**** Texto de estudio

Además, los calores excesivos de aquellas comarcas, y frecuentemente los tormentos del hambre y sed, uníanse para aumentar sus trabajos a la debilidad de su temperamento y a sus muchas enfermedades, que sufría con admirable paciencia. Y como si todo esto no bastara para satisfacer su amor a la Cruz, imponíase duras penitencias, desgarraba sus carnes con san­grientas disciplinas, llevaba en su cintura una cadena de hierro, y sobre su cuerpo áspero cilicio. Finalmen­te, en contacto habitual con cristianos pobres y poco esmerados en materia de aseo, participaba con ellos de la miseria que cubría todo su cuerpo; y a ejemplo de muchos santos, dejábase por espíritu de penitencia devorar viviendo aún, puesto que nada hacía para preservarle o desembarazarse de tamaño suplicio. Por esto bendecía el Señor su ministerio visiblemente, dándole gracia para instruir a los ignorantes, conver­tir a los pecadores y a los apóstatas, reanimar en el fervor a los tibios e inspirar esfuerzo a todos para confesar cuando fuere necesario su fe ante los tribu­nales y en medio de los más grandes tormentos.

9. Él mismo parecía prepararse por medio de la continua lectura de las actas de las mártires a los gloriosos combates que muy pronto habría de sostener. Pero nuestro Señor, que indudablemente hallaba en esta santa alma morada agradable, dispuso que esta preparación fuese más completa y perfecta, purificando más a la víctima y haciéndole pasar por el crisol de una prueba muy cruel. Antes de hacerle sufrir los tor­mentos de su pasión en Jerusalén y en el Calvario, quiso que experimentasen las angustias de su dolorosa agonía en el huerto de Olivas.

El siervo de Dios fue objeto por espacio de muchos meses de violentos asaltos de desesperación, parecidos a los que experimentara San Francisco de Sales cuando hacía sus estudios en París. Persuadido de que su nombre había sido borrado del libro de la vida y de que estaba destinado a arder eternamente, parecíale que nada podía esperar ya de la divina misericordia. No veía en Dios más que a un juez severo justamente irritado contra él a causa de sus innumerables pecados, y de los abusos que había hecho de tantas gracias. Acudía a la oración, y parecíale que al desechar el Señor su oración, también le arrojaba a él mismo con furor y menosprecio. Su mismo Crucifijo, a cuyos pies tantas veces había sentido inefables consuelos, su crucifijo habíase tornado mudo, por mejor decir, de sus llagas sacratísimas, como de otras tantas bocas, parecíale no salir más que recriminaciones y sentencias de condenación. En sus penas no hallaba consuelo, ni ante el tabernáculo, ni en la celebración del Santo Sacrificio, con el cual se imaginaba renovar el crimen de Judas.

********
**** Datos almacenados

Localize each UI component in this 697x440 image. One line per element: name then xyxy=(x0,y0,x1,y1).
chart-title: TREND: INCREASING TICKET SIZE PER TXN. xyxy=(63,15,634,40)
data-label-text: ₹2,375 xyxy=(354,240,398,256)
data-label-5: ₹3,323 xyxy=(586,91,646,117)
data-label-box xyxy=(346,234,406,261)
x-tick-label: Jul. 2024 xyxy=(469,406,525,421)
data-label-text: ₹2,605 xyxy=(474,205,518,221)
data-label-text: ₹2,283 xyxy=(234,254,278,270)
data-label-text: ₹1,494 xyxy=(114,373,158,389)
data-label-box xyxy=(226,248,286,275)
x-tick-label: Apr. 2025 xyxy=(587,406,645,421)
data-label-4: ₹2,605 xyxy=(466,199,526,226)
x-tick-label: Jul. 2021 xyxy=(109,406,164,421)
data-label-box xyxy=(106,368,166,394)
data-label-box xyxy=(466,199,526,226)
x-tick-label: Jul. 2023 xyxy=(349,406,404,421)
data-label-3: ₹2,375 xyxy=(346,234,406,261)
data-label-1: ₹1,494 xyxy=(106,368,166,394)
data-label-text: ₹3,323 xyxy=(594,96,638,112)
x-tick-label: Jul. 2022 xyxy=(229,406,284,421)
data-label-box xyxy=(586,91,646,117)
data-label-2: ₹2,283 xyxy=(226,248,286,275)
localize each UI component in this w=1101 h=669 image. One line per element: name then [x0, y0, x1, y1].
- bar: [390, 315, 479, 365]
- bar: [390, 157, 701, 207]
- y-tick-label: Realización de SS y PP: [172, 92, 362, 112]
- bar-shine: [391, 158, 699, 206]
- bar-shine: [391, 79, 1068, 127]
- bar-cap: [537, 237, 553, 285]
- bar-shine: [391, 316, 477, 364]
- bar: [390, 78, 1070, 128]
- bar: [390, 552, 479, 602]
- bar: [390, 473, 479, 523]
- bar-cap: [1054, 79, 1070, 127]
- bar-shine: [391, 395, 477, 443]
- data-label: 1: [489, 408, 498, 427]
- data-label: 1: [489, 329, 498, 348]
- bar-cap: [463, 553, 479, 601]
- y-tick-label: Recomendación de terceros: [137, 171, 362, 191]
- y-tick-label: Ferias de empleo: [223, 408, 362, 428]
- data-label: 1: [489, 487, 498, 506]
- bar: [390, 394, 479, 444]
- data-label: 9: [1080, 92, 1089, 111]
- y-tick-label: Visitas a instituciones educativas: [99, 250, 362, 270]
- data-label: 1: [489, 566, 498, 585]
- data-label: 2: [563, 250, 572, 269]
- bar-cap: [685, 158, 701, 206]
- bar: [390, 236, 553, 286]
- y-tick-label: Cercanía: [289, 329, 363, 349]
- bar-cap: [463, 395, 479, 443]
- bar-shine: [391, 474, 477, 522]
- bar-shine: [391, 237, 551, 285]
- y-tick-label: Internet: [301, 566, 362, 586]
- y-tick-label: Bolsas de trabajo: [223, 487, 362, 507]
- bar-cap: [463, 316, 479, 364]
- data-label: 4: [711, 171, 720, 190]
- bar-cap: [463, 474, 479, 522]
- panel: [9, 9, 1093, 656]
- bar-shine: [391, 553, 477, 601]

********

Instrucciones
1. Copia el fragmento del texto de estudio comprendido entre "9. Él mismo" y "huerto de Olivas.", ambos incluidos, renombrando "Jerusalén" como "Belén".
2. Enumera todos los lugares que se nombran en el texto de estudio.
3. Continúa, por favor, el texto de estudio sobre el siervo de Dios a partir de su última oración.

Respuestas
1.
9. Él mismo parecía prepararse por medio de la continua lectura de las actas de las mártires a los gloriosos combates que muy pronto habría de sostener. Pero nuestro Señor, que indudablemente hallaba en esta santa alma morada agradable, dispuso que esta preparación fuese más completa y perfecta, purificando más a la víctima y haciéndole pasar por el crisol de una prueba muy cruel. Antes de hacerle sufrir los tor­mentos de su pasión en Belén y en el Calvario, quiso que experimentasen las angustias de su dolorosa agonía en el huerto de Olivas.

2.
- París
- Jerusalén
- el Calvario
- el huerto de Olivas

3.
No tardó su salud en resentirse con tan duros golpes; huía el sueño de sus ojos y hallaba insípido todo alimento. Veíasele palidecer más y más cada día, y secarse como una planta abrasada por los ardores del sol, y ciertamente sucumbiera en tan recio combate si Dios no pusiera fin a la prueba.

10. Pero su infinita misericordia se apiadó de su fiel siervo y tuvo la dignación de aparecérsele clavado en la cruz dirigiéndole una mirada inefable de bondad, y diciéndole afectuosamente: «¿De qué temes? ¿Por ventura no he muerto por ti? Pon tu mano en mi sagrado costado y no temas ya condenarte.» Desapareció luego la visión, pero dejando el alma del santo misionero inundada de dulcísima paz, que no volvió a ser turbada en adelante; y ¡cosa maravillosa! la espantosa debilidad producida por esta tribulación desapareció al mismo tiempo, sin que desde el día siguiente se viese la menor señal de ella.

«Él mismo fue, dice Mr. Baldus, el que me refirió este hecho en una conversación que tuvimos los dos en nuestra residencia de Kou-Tchen-Kieng, y notaba yo que atribuía este acontecimiento a tercera persona. A fin de no dejarle en la creencia de que yo era víctima de su piadosa superchería, le dije inmediatamente: «Sé bien de quién habláis; a vos se refiere lo que ha­béis contado»; y su embarazo y sus respuestas evasivas fueron para mí una demostración equivalente a una confesión clara«.

Esta visión fue como la aparición del ángel a nues­tro Señor en la gruta de la agonía: apparuit autem illi angelus confortans eum (Luc., XXII, 43.). Ella lo forti­ficó y preparó para los últimos y más terribles comba­tes que iban a poner tan glorioso fin a su carrera apos­tólica.